**Data for this exercise**
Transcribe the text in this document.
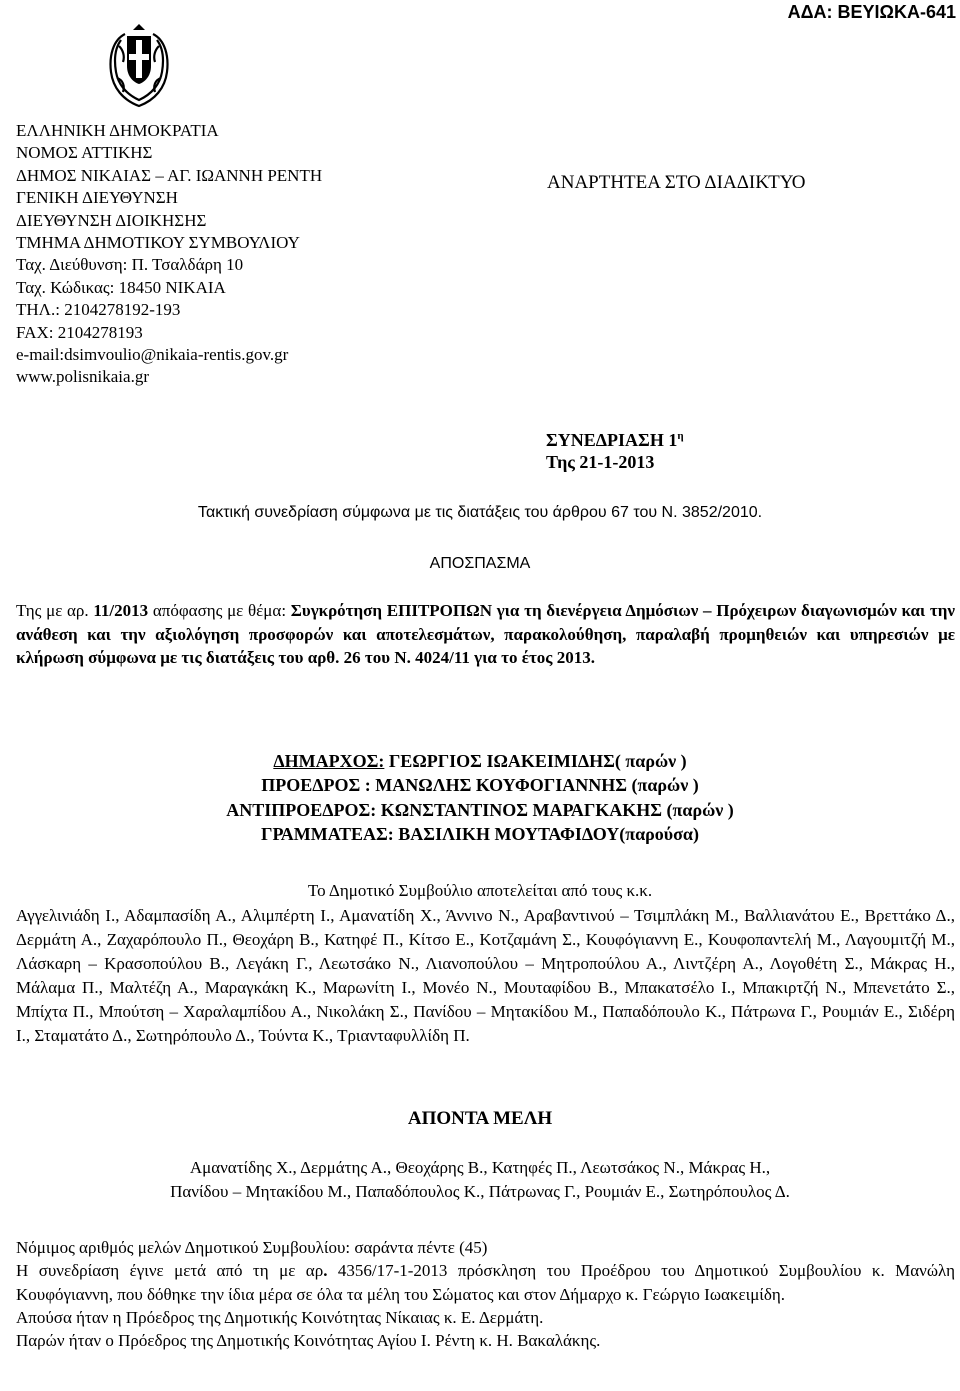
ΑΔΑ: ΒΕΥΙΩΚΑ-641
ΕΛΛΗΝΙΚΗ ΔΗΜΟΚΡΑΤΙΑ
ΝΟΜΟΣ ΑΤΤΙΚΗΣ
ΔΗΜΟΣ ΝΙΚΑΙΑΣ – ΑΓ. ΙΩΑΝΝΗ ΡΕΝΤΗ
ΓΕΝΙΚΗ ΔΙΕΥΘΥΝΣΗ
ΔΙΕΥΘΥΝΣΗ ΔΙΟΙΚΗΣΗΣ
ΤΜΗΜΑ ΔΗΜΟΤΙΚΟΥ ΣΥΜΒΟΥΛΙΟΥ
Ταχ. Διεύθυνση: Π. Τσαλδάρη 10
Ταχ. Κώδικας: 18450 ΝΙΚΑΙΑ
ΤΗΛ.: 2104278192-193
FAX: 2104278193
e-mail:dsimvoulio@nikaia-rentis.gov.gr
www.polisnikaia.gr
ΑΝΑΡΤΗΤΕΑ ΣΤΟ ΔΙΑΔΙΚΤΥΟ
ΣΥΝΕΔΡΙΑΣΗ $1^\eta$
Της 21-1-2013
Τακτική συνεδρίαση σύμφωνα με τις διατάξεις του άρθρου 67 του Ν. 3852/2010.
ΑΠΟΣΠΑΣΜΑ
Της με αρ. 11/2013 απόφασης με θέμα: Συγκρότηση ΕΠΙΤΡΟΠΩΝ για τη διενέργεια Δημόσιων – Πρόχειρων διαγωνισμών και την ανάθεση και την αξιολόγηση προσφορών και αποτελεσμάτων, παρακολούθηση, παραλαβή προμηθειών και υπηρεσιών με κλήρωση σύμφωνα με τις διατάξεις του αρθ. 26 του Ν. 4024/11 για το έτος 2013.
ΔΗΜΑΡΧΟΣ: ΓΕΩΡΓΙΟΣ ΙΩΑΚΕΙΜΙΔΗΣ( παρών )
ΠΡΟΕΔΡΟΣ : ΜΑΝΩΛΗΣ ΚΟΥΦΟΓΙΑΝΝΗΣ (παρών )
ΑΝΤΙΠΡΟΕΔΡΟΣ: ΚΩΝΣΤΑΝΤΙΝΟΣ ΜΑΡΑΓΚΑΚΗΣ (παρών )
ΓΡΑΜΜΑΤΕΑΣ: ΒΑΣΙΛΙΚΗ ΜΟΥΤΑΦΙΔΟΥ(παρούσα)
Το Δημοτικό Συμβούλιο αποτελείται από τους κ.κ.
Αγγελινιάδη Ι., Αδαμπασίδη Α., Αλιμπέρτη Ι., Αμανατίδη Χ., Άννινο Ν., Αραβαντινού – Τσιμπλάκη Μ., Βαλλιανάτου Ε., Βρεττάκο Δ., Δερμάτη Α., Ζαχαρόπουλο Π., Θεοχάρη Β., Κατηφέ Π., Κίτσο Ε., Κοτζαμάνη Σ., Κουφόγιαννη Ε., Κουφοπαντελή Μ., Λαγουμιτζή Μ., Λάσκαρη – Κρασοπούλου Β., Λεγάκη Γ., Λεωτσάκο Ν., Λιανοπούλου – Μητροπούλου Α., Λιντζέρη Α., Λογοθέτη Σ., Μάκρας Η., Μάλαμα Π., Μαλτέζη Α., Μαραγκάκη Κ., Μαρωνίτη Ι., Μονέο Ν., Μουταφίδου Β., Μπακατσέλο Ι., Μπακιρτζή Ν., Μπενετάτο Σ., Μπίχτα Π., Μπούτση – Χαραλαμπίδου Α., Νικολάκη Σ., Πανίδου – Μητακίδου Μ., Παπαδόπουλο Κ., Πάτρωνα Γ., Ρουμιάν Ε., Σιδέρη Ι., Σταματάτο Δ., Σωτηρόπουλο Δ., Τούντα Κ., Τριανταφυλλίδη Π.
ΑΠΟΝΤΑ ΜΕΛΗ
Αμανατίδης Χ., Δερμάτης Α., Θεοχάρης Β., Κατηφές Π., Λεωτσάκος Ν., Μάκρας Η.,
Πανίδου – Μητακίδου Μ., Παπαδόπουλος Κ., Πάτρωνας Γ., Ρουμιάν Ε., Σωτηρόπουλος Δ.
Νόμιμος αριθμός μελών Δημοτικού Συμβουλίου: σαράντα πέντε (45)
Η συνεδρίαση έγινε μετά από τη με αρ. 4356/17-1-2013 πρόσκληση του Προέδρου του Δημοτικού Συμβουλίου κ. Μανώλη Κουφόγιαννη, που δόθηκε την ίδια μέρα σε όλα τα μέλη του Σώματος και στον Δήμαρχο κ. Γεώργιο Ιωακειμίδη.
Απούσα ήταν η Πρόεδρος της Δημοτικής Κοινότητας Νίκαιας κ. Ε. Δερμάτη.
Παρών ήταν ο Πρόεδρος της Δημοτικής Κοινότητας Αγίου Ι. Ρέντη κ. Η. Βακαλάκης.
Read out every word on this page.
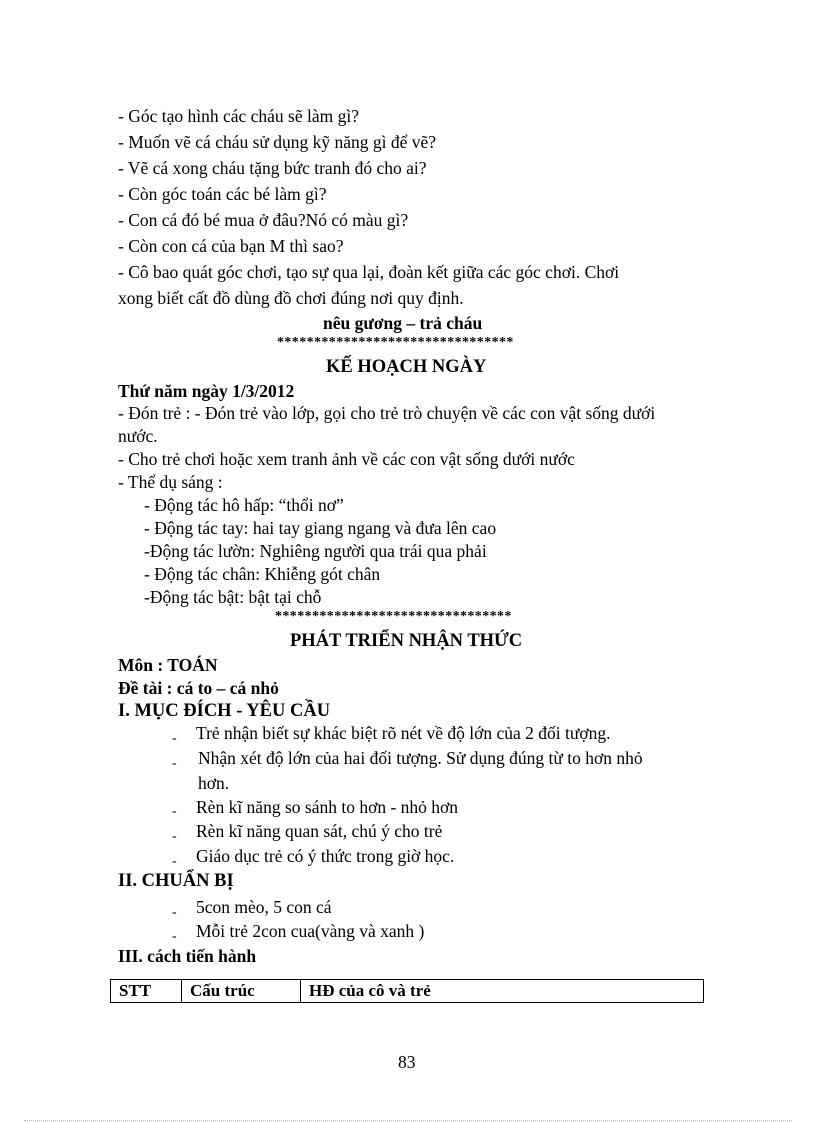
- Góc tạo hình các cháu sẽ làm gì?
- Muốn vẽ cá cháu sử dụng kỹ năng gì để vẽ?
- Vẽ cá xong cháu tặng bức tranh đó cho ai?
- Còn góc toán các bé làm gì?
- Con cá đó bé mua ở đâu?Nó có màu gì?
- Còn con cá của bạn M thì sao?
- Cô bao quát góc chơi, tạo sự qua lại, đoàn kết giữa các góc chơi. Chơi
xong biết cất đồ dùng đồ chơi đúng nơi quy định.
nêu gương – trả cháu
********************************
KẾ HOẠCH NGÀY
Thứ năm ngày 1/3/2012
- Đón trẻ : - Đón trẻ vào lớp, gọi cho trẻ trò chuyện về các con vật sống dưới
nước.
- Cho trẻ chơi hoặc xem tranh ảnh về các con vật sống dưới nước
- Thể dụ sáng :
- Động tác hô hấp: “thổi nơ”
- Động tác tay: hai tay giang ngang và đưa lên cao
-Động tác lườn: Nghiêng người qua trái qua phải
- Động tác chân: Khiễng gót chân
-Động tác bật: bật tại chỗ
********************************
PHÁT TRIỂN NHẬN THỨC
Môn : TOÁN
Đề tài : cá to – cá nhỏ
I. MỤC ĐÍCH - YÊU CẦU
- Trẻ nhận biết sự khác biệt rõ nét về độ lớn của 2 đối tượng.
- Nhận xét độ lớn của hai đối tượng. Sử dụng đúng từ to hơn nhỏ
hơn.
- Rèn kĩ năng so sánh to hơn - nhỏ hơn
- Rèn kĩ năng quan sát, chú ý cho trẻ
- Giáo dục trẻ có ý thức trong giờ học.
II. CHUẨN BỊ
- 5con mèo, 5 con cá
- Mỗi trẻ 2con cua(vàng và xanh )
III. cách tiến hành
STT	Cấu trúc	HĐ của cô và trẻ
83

**Work required**
Copy out every line of the listing that includes the string "διατάξεις".

**Answer to this exercise**
Τακτική συνεδρίαση σύμφωνα με τις διατάξεις του άρθρου 67 του Ν. 3852/2010.
Της με αρ. 11/2013 απόφασης με θέμα: Συγκρότηση ΕΠΙΤΡΟΠΩΝ για τη διενέργεια Δημόσιων – Πρόχειρων διαγωνισμών και την ανάθεση και την αξιολόγηση προσφορών και αποτελεσμάτων, παρακολούθηση, παραλαβή προμηθειών και υπηρεσιών με κλήρωση σύμφωνα με τις διατάξεις του αρθ. 26 του Ν. 4024/11 για το έτος 2013.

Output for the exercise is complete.